Exercise — Reproduce every entry that follows word for word, but omit the images.

══════════════════════════════

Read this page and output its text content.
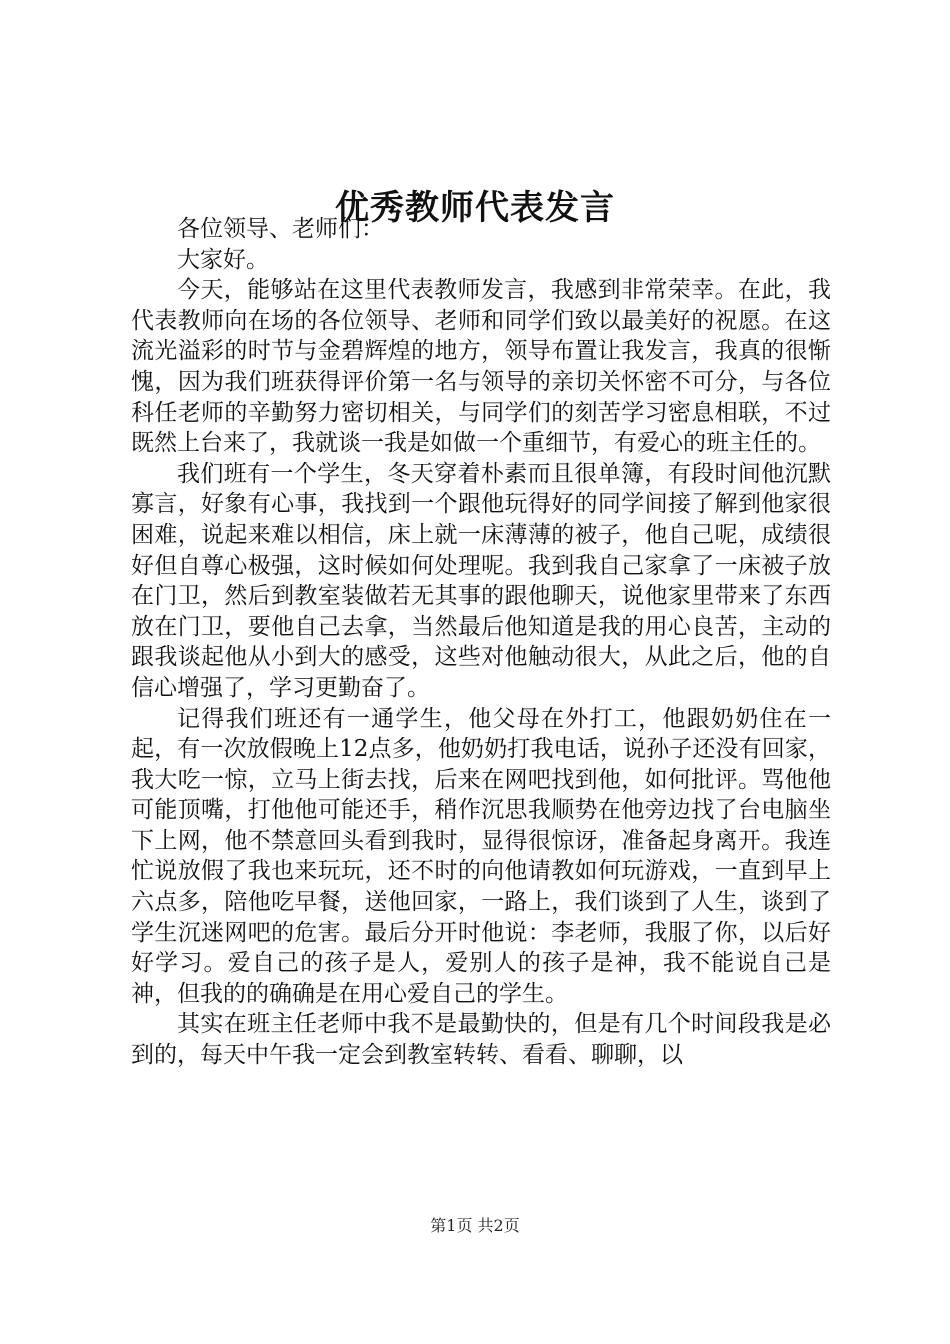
优秀教师代表发言

各位领导、老师们：

大家好。

今天，能够站在这里代表教师发言，我感到非常荣幸。在此，我代表教师向在场的各位领导、老师和同学们致以最美好的祝愿。在这流光溢彩的时节与金碧辉煌的地方，领导布置让我发言，我真的很惭愧，因为我们班获得评价第一名与领导的亲切关怀密不可分，与各位科任老师的辛勤努力密切相关，与同学们的刻苦学习密息相联，不过既然上台来了，我就谈一我是如做一个重细节，有爱心的班主任的。

我们班有一个学生，冬天穿着朴素而且很单簿，有段时间他沉默寡言，好象有心事，我找到一个跟他玩得好的同学间接了解到他家很困难，说起来难以相信，床上就一床薄薄的被子，他自己呢，成绩很好但自尊心极强，这时候如何处理呢。我到我自己家拿了一床被子放在门卫，然后到教室装做若无其事的跟他聊天，说他家里带来了东西放在门卫，要他自己去拿，当然最后他知道是我的用心良苦，主动的跟我谈起他从小到大的感受，这些对他触动很大，从此之后，他的自信心增强了，学习更勤奋了。

记得我们班还有一通学生，他父母在外打工，他跟奶奶住在一起，有一次放假晚上12点多，他奶奶打我电话，说孙子还没有回家，我大吃一惊，立马上街去找，后来在网吧找到他，如何批评。骂他他可能顶嘴，打他他可能还手，稍作沉思我顺势在他旁边找了台电脑坐下上网，他不禁意回头看到我时，显得很惊讶，准备起身离开。我连忙说放假了我也来玩玩，还不时的向他请教如何玩游戏，一直到早上六点多，陪他吃早餐，送他回家，一路上，我们谈到了人生，谈到了学生沉迷网吧的危害。最后分开时他说：李老师，我服了你，以后好好学习。爱自己的孩子是人，爱别人的孩子是神，我不能说自己是神，但我的的确确是在用心爱自己的学生。

其实在班主任老师中我不是最勤快的，但是有几个时间段我是必到的，每天中午我一定会到教室转转、看看、聊聊，以

第1页 共2页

══════════════════════════════

Reply —
Read this page and output its text content.
优秀教师代表发言

各位领导、老师们：

大家好。

今天，能够站在这里代表教师发言，我感到非常荣幸。在此，我代表教师向在场的各位领导、老师和同学们致以最美好的祝愿。在这流光溢彩的时节与金碧辉煌的地方，领导布置让我发言，我真的很惭愧，因为我们班获得评价第一名与领导的亲切关怀密不可分，与各位科任老师的辛勤努力密切相关，与同学们的刻苦学习密息相联，不过既然上台来了，我就谈一我是如做一个重细节，有爱心的班主任的。

我们班有一个学生，冬天穿着朴素而且很单簿，有段时间他沉默寡言，好象有心事，我找到一个跟他玩得好的同学间接了解到他家很困难，说起来难以相信，床上就一床薄薄的被子，他自己呢，成绩很好但自尊心极强，这时候如何处理呢。我到我自己家拿了一床被子放在门卫，然后到教室装做若无其事的跟他聊天，说他家里带来了东西放在门卫，要他自己去拿，当然最后他知道是我的用心良苦，主动的跟我谈起他从小到大的感受，这些对他触动很大，从此之后，他的自信心增强了，学习更勤奋了。

记得我们班还有一通学生，他父母在外打工，他跟奶奶住在一起，有一次放假晚上12点多，他奶奶打我电话，说孙子还没有回家，我大吃一惊，立马上街去找，后来在网吧找到他，如何批评。骂他他可能顶嘴，打他他可能还手，稍作沉思我顺势在他旁边找了台电脑坐下上网，他不禁意回头看到我时，显得很惊讶，准备起身离开。我连忙说放假了我也来玩玩，还不时的向他请教如何玩游戏，一直到早上六点多，陪他吃早餐，送他回家，一路上，我们谈到了人生，谈到了学生沉迷网吧的危害。最后分开时他说：李老师，我服了你，以后好好学习。爱自己的孩子是人，爱别人的孩子是神，我不能说自己是神，但我的的确确是在用心爱自己的学生。

其实在班主任老师中我不是最勤快的，但是有几个时间段我是必到的，每天中午我一定会到教室转转、看看、聊聊，以

第1页 共2页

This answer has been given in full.